>> begin EXCERPT PROVIDED
Skip to content

API

From the modeling phase, I though that was interesting to put our model in production and analyse how this will perform with new unseen data.

Beside that, the process to develop an API and serve a machine learning model is a very important skill for a Data Scientist, this way the Fraud Detection Challenge is a great opportunity to train this end to end workflow.

To better show you, how the API was developed, I separate the information into some topics:

  • Stack
  • Infrastructure schema
  • How to use
  • Technical Debits

If you want to look at the code of the API, you can access this repository.
>> end EXCERPT PROVIDED
>> begin SUPPLIED DATA
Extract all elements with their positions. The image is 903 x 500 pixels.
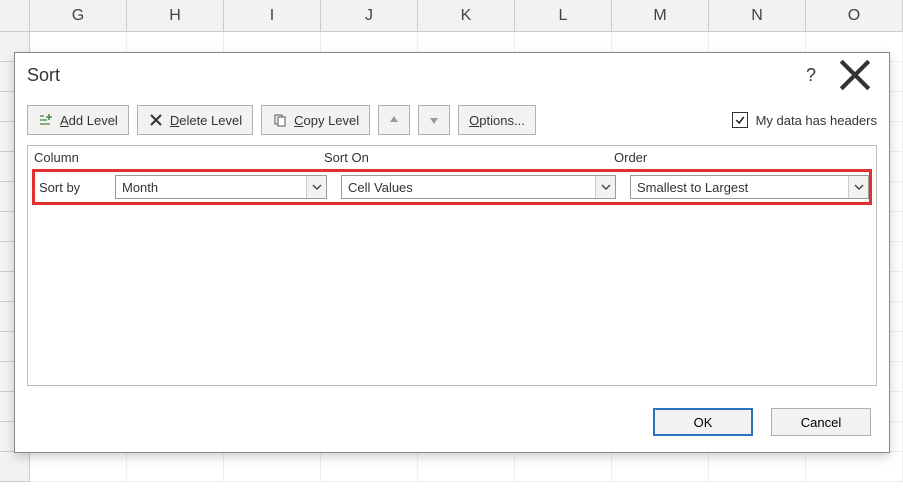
delete-icon bbox=[148, 112, 164, 128]
col-header[interactable]: O bbox=[806, 0, 903, 31]
col-header[interactable]: K bbox=[418, 0, 515, 31]
sort-grid-header: Column Sort On Order bbox=[28, 146, 876, 169]
sort-level-row: Sort by Month Cell Values Smallest to La… bbox=[35, 173, 869, 201]
question-icon: ? bbox=[806, 65, 816, 86]
sort-levels-grid: Column Sort On Order Sort by Month Cell … bbox=[27, 145, 877, 386]
col-header[interactable]: N bbox=[709, 0, 806, 31]
col-header[interactable]: H bbox=[127, 0, 224, 31]
col-header[interactable]: I bbox=[224, 0, 321, 31]
sort-column-value: Month bbox=[116, 176, 306, 198]
add-level-label: Add Level bbox=[60, 113, 118, 128]
headers-checkbox[interactable] bbox=[732, 112, 748, 128]
col-header-column: Column bbox=[34, 150, 324, 165]
copy-level-button[interactable]: Copy Level bbox=[261, 105, 370, 135]
sort-column-dropdown[interactable]: Month bbox=[115, 175, 327, 199]
chevron-down-icon bbox=[595, 176, 615, 198]
copy-icon bbox=[272, 112, 288, 128]
close-icon bbox=[833, 53, 877, 97]
check-icon bbox=[734, 114, 746, 126]
arrow-up-icon bbox=[386, 112, 402, 128]
sort-grid-empty-area bbox=[32, 209, 872, 381]
col-header[interactable]: M bbox=[612, 0, 709, 31]
sort-on-value: Cell Values bbox=[342, 176, 595, 198]
headers-label-text: My data has headers bbox=[756, 113, 877, 128]
dialog-title: Sort bbox=[27, 65, 789, 86]
sort-dialog: Sort ? Add Level Delete Level Copy Level bbox=[14, 52, 890, 453]
col-header[interactable]: G bbox=[30, 0, 127, 31]
copy-level-label: Copy Level bbox=[294, 113, 359, 128]
sort-on-dropdown[interactable]: Cell Values bbox=[341, 175, 616, 199]
sort-order-value: Smallest to Largest bbox=[631, 176, 848, 198]
options-button[interactable]: Options... bbox=[458, 105, 536, 135]
sort-row-highlight: Sort by Month Cell Values Smallest to La… bbox=[32, 169, 872, 205]
delete-level-button[interactable]: Delete Level bbox=[137, 105, 253, 135]
move-up-button[interactable] bbox=[378, 105, 410, 135]
add-level-icon bbox=[38, 112, 54, 128]
dialog-toolbar: Add Level Delete Level Copy Level Option… bbox=[15, 95, 889, 145]
select-all-corner[interactable] bbox=[0, 0, 30, 31]
ok-button[interactable]: OK bbox=[653, 408, 753, 436]
col-header[interactable]: J bbox=[321, 0, 418, 31]
col-header-sorton: Sort On bbox=[324, 150, 614, 165]
options-label: Options... bbox=[469, 113, 525, 128]
chevron-down-icon bbox=[306, 176, 326, 198]
headers-checkbox-label[interactable]: My data has headers bbox=[732, 112, 877, 128]
dialog-titlebar: Sort ? bbox=[15, 53, 889, 95]
column-header-row: G H I J K L M N O bbox=[0, 0, 903, 32]
dialog-footer: OK Cancel bbox=[15, 398, 889, 452]
sort-order-dropdown[interactable]: Smallest to Largest bbox=[630, 175, 869, 199]
delete-level-label: Delete Level bbox=[170, 113, 242, 128]
arrow-down-icon bbox=[426, 112, 442, 128]
help-button[interactable]: ? bbox=[789, 61, 833, 89]
col-header-order: Order bbox=[614, 150, 870, 165]
cancel-button[interactable]: Cancel bbox=[771, 408, 871, 436]
col-header[interactable]: L bbox=[515, 0, 612, 31]
chevron-down-icon bbox=[848, 176, 868, 198]
add-level-button[interactable]: Add Level bbox=[27, 105, 129, 135]
sort-by-label: Sort by bbox=[39, 180, 115, 195]
move-down-button[interactable] bbox=[418, 105, 450, 135]
close-button[interactable] bbox=[833, 61, 877, 89]
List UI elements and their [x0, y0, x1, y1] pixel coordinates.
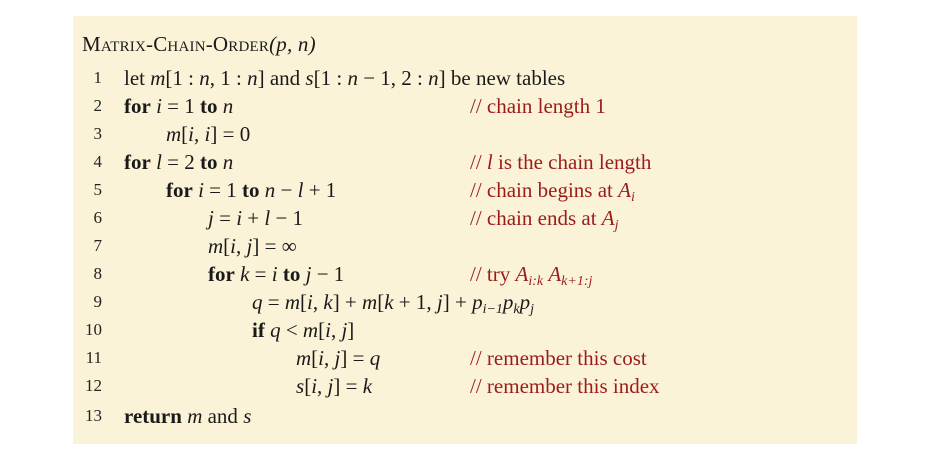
- code-comment: // try Ai:k Ak+1:j: [470, 262, 593, 289]
- code-text: for l = 2 to n: [124, 150, 234, 174]
- code-text: return m and s: [124, 404, 252, 428]
- procedure-name: Matrix-Chain-Order: [82, 32, 270, 56]
- code-comment: // remember this cost: [470, 346, 647, 370]
- line-number: 3: [93, 124, 103, 143]
- code-comment: // chain ends at Aj: [470, 206, 619, 233]
- line-number: 11: [85, 348, 102, 367]
- code-comment: // remember this index: [470, 374, 660, 398]
- code-comment: // chain length 1: [470, 94, 606, 118]
- line-number: 8: [93, 264, 103, 283]
- line-number: 10: [85, 320, 102, 339]
- code-comment: // chain begins at Ai: [470, 178, 635, 205]
- code-text: let m[1 : n, 1 : n] and s[1 : n − 1, 2 :…: [124, 66, 566, 90]
- line-number: 12: [85, 376, 102, 395]
- line-number: 9: [93, 292, 103, 311]
- line-number: 5: [93, 180, 103, 199]
- procedure-title: Matrix-Chain-Order(p, n): [82, 30, 316, 58]
- line-number: 2: [93, 96, 103, 115]
- code-text: m[i, i] = 0: [166, 122, 251, 146]
- procedure-params: (p, n): [269, 32, 316, 56]
- code-text: for k = i to j − 1: [208, 262, 345, 286]
- code-text: q = m[i, k] + m[k + 1, j] + pi−1pkpj: [252, 290, 535, 317]
- code-text: j = i + l − 1: [208, 206, 304, 230]
- code-text: if q < m[i, j]: [252, 318, 355, 342]
- code-text: m[i, j] = q: [296, 346, 381, 370]
- code-comment: // l is the chain length: [470, 150, 652, 174]
- line-number: 4: [93, 152, 103, 171]
- line-number: 6: [93, 208, 103, 227]
- code-text: for i = 1 to n: [124, 94, 234, 118]
- code-text: m[i, j] = ∞: [208, 234, 297, 258]
- code-text: s[i, j] = k: [296, 374, 373, 398]
- code-text: for i = 1 to n − l + 1: [166, 178, 337, 202]
- line-number: 7: [93, 236, 103, 255]
- line-number: 13: [85, 406, 102, 425]
- line-number: 1: [93, 68, 103, 87]
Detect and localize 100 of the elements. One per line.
>> end SUPPLIED DATA
Continue the write-up on serving the fraud detection model through an API, starting right after its last sentence.

### TASK ANSWER
Stack

stack

Flask, Celery, redis, Pytest, Docker, Postgres and Heroku

Infrastructure schema

sequenceDiagram Note left of User: /api/v1/training User->>Flask: Send model to training Flask -->> User: Return the id of the training model Flask->>Postgres: Send model registration Celery (worker)-->>Postgres: Get the model to train Celery (worker)-->>Postgres: Update trained model Note left of User: /api/v1/training/{model_id} User ->> Flask: Get the model training status Flask ->> Postgres: Get the model training status Flask -->> User: Return the status of the model training Note left of User: /api/v1/model/predict User ->> Flask: Predict if is fraud or not Flask ->> Postgres: Register the prediction log Flask -->> User: Fraud prediction Note left of User: /api/v1/model/healthy User ->> Flask: Check current model metrics Flask ->> Postgres: Filter models by enabled=True Flask -->> User: Return 6 different metrics of healthy of the model Note left of User: /api/v1/status User ->> Flask: Check the status of the app Flask -->> User: Return if the API is working

How to use

The API is deployed on Heroku and as I put a Swagger interface is possible to you to interact with the API directly from the browser, just access this link.

The interface that you'll probably see is:

swagger

You'll see different routes of POST and GET. On all the POSTs you need to send some information regarding to that endpoint.

To use the endpoints you'll need to click on Try it on, and put the information needed. After that, you need to click on POST or GET, depending on the endpoint you choose.

On the following image, you're seeing the Training (POST) endpoint.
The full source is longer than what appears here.